### REQUIREMENTS
From the listing below, extract each entry exactly as written, minus the images.

# START OF MATERIAL

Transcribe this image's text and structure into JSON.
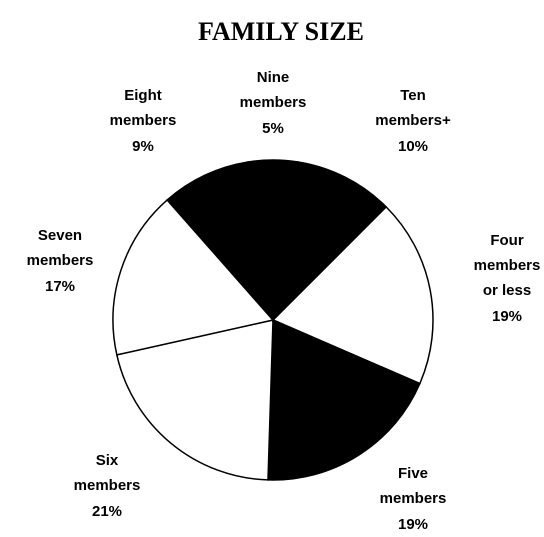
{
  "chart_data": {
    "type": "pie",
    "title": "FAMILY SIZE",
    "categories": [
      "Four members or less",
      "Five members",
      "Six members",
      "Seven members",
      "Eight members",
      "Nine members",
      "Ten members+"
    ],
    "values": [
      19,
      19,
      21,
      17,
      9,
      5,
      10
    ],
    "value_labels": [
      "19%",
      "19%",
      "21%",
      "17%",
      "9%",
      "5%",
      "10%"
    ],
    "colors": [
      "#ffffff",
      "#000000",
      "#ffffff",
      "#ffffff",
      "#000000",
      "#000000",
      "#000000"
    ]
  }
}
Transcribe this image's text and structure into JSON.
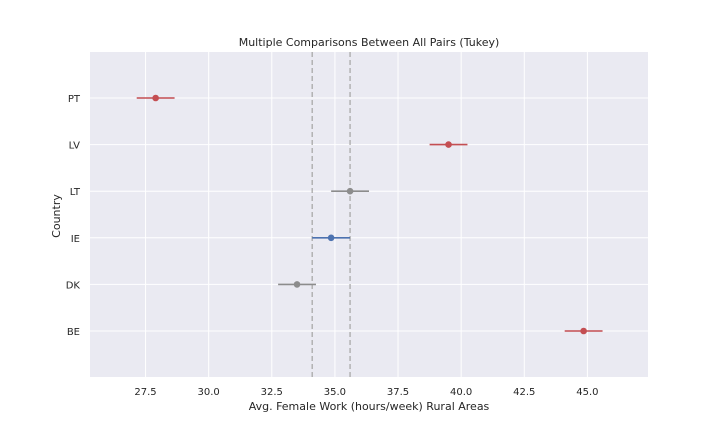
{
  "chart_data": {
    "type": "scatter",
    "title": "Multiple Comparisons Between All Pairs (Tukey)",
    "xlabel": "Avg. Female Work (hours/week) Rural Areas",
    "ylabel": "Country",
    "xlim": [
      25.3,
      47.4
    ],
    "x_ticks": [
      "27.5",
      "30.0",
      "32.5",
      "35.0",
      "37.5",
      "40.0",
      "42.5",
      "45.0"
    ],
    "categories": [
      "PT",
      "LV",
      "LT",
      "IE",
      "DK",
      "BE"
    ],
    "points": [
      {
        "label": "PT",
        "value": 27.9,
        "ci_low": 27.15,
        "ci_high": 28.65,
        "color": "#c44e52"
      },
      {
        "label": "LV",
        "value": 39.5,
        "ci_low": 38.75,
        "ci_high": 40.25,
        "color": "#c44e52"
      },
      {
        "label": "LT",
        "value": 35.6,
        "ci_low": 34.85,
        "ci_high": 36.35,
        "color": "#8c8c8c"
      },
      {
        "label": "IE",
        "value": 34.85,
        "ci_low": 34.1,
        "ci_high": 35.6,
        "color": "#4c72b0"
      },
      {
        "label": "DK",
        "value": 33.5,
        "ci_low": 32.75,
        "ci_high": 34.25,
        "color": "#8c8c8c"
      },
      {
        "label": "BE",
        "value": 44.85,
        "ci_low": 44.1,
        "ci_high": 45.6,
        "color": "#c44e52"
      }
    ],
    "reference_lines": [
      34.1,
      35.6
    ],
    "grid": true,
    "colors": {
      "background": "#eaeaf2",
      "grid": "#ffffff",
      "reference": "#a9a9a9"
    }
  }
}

# END OF MATERIAL

### COMPLETE OUTPUT
Transcribe this image's text and structure into JSON.
{
  "chart_data": {
    "type": "pie",
    "title": "FAMILY SIZE",
    "categories": [
      "Four members or less",
      "Five members",
      "Six members",
      "Seven members",
      "Eight members",
      "Nine members",
      "Ten members+"
    ],
    "values": [
      19,
      19,
      21,
      17,
      9,
      5,
      10
    ],
    "value_labels": [
      "19%",
      "19%",
      "21%",
      "17%",
      "9%",
      "5%",
      "10%"
    ],
    "colors": [
      "#ffffff",
      "#000000",
      "#ffffff",
      "#ffffff",
      "#000000",
      "#000000",
      "#000000"
    ]
  }
}
Transcribe this image's text and structure into JSON.
{
  "chart_data": {
    "type": "scatter",
    "title": "Multiple Comparisons Between All Pairs (Tukey)",
    "xlabel": "Avg. Female Work (hours/week) Rural Areas",
    "ylabel": "Country",
    "xlim": [
      25.3,
      47.4
    ],
    "x_ticks": [
      "27.5",
      "30.0",
      "32.5",
      "35.0",
      "37.5",
      "40.0",
      "42.5",
      "45.0"
    ],
    "categories": [
      "PT",
      "LV",
      "LT",
      "IE",
      "DK",
      "BE"
    ],
    "points": [
      {
        "label": "PT",
        "value": 27.9,
        "ci_low": 27.15,
        "ci_high": 28.65,
        "color": "#c44e52"
      },
      {
        "label": "LV",
        "value": 39.5,
        "ci_low": 38.75,
        "ci_high": 40.25,
        "color": "#c44e52"
      },
      {
        "label": "LT",
        "value": 35.6,
        "ci_low": 34.85,
        "ci_high": 36.35,
        "color": "#8c8c8c"
      },
      {
        "label": "IE",
        "value": 34.85,
        "ci_low": 34.1,
        "ci_high": 35.6,
        "color": "#4c72b0"
      },
      {
        "label": "DK",
        "value": 33.5,
        "ci_low": 32.75,
        "ci_high": 34.25,
        "color": "#8c8c8c"
      },
      {
        "label": "BE",
        "value": 44.85,
        "ci_low": 44.1,
        "ci_high": 45.6,
        "color": "#c44e52"
      }
    ],
    "reference_lines": [
      34.1,
      35.6
    ],
    "grid": true,
    "colors": {
      "background": "#eaeaf2",
      "grid": "#ffffff",
      "reference": "#a9a9a9"
    }
  }
}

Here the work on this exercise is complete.